*PROBLEM REQUIREMENTS*: Every line of the data that contains the string "menos" must be copied.

*WORKING DATA*:

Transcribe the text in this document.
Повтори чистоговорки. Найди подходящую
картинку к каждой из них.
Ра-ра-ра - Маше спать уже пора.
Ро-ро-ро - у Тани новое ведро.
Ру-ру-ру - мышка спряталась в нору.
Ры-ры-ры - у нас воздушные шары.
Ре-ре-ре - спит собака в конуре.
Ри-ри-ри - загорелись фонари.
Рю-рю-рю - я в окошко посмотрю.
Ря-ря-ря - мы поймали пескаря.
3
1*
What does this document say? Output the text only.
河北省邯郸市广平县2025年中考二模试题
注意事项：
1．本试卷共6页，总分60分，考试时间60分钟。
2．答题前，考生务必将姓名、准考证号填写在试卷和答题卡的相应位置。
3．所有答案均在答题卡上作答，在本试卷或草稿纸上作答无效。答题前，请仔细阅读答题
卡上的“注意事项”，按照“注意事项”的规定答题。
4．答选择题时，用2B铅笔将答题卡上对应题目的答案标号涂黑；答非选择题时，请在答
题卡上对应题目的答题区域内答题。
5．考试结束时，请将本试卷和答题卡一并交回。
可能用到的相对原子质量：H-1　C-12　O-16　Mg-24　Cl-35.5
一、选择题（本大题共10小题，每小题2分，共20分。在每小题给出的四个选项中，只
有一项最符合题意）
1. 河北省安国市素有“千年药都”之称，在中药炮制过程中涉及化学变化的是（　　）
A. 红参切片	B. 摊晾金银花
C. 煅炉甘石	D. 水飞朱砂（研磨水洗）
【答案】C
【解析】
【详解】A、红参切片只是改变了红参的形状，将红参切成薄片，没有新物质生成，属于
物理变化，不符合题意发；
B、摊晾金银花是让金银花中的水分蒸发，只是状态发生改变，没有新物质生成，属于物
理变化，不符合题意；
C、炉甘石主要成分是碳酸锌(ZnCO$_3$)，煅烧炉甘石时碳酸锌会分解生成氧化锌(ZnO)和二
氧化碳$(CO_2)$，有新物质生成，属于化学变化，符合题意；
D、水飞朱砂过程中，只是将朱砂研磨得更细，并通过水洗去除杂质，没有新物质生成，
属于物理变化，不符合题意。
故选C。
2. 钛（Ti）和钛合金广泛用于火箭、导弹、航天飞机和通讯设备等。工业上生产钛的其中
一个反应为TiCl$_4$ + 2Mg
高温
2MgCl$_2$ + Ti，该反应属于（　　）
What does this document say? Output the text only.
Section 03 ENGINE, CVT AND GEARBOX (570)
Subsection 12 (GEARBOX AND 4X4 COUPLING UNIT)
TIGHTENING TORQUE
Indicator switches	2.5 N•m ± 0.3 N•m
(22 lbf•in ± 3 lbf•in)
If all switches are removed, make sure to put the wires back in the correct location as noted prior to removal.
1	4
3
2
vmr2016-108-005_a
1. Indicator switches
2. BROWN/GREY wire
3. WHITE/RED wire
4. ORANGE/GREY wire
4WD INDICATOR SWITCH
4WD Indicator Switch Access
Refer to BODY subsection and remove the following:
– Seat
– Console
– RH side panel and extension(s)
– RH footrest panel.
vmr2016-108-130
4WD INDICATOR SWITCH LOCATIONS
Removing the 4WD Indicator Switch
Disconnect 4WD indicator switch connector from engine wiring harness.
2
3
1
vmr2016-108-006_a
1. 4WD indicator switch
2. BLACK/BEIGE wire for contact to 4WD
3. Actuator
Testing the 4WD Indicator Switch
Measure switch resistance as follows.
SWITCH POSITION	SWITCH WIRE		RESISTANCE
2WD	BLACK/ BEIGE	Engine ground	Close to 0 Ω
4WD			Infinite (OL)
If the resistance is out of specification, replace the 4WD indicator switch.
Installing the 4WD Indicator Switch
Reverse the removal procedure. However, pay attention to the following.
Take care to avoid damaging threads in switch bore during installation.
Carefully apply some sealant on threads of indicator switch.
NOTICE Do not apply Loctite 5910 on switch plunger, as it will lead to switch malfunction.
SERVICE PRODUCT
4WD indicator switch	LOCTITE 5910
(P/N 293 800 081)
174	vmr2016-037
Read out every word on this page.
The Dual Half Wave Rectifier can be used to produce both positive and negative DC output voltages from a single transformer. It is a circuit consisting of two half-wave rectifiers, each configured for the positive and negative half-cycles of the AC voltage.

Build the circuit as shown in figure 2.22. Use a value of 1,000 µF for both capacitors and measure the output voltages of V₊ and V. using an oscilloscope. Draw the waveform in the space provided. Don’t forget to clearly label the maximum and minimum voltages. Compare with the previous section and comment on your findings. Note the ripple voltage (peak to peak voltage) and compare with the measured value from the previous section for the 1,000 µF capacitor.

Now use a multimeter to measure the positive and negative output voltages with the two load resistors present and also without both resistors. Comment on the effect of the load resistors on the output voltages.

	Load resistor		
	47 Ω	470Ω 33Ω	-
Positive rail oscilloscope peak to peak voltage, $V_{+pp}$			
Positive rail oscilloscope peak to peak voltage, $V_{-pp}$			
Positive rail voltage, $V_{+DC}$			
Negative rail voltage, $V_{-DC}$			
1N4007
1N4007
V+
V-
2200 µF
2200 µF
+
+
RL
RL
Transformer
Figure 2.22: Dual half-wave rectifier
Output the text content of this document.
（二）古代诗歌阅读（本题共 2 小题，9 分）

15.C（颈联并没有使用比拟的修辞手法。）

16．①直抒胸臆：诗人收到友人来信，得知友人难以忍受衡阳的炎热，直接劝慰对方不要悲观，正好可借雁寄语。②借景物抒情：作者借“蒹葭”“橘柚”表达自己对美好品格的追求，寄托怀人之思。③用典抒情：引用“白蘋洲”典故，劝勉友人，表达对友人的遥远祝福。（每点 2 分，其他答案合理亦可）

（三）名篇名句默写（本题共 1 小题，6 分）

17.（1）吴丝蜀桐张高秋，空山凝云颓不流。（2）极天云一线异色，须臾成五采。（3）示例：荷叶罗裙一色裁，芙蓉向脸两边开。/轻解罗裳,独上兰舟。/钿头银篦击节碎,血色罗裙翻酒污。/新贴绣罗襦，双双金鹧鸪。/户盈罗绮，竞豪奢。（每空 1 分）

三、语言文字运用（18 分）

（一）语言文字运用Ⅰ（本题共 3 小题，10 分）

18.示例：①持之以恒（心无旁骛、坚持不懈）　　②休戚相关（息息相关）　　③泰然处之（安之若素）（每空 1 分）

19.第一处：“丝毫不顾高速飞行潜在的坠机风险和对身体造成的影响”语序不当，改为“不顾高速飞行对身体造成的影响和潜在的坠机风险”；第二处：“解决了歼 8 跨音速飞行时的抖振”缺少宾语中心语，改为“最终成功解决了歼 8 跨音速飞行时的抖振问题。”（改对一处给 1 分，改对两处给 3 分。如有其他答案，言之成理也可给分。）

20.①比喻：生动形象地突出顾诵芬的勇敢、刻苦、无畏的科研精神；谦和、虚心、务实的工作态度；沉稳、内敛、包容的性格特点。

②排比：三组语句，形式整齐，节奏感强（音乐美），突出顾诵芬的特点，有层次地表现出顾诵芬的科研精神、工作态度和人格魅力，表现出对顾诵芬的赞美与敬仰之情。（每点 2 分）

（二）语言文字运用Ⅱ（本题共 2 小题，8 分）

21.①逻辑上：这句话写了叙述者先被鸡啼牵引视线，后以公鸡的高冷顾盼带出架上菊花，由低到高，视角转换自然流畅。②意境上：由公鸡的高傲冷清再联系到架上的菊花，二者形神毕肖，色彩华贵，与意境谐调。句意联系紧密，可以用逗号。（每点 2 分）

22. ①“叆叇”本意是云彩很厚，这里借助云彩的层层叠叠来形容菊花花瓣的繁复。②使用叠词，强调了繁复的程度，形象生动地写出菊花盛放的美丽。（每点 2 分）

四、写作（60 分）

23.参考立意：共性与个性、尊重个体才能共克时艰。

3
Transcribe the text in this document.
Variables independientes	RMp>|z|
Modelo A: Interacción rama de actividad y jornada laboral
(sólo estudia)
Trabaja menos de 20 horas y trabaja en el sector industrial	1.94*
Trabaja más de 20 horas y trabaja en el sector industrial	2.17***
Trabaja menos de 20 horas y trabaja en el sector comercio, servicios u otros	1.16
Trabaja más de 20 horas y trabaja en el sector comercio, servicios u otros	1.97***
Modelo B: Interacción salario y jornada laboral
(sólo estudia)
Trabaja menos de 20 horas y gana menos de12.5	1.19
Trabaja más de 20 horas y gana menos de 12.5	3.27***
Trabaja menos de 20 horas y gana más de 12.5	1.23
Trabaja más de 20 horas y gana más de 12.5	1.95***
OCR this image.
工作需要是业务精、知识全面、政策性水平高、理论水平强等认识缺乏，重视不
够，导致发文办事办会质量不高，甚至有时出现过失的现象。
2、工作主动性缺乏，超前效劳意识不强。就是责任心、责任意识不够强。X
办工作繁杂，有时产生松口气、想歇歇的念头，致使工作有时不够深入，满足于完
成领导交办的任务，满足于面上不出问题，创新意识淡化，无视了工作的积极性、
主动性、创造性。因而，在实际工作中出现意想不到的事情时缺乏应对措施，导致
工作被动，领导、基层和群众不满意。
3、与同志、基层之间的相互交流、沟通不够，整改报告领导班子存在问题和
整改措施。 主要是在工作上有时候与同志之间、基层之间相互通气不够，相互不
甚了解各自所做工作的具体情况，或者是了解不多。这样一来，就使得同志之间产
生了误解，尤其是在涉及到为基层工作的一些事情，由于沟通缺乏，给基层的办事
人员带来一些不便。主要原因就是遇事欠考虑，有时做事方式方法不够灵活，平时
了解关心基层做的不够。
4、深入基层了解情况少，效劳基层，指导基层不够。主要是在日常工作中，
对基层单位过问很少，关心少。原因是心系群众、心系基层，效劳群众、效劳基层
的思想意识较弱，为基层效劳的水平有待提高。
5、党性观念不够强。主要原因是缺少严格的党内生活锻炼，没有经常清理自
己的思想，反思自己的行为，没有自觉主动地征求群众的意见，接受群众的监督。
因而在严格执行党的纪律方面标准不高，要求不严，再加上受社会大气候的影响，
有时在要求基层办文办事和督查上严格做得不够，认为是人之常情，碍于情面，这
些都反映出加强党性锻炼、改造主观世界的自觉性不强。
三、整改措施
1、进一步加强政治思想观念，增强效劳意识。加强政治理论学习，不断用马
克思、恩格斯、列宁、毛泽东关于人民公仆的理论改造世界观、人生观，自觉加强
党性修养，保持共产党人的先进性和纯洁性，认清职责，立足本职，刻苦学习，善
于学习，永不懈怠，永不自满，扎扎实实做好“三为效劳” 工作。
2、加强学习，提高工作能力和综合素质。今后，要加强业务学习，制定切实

*COMPLETE OUTPUT*:
Trabaja menos de 20 horas y trabaja en el sector industrial	1.94*
Trabaja menos de 20 horas y trabaja en el sector comercio, servicios u otros	1.16
Trabaja menos de 20 horas y gana menos de12.5	1.19
Trabaja más de 20 horas y gana menos de 12.5	3.27***
Trabaja menos de 20 horas y gana más de 12.5	1.23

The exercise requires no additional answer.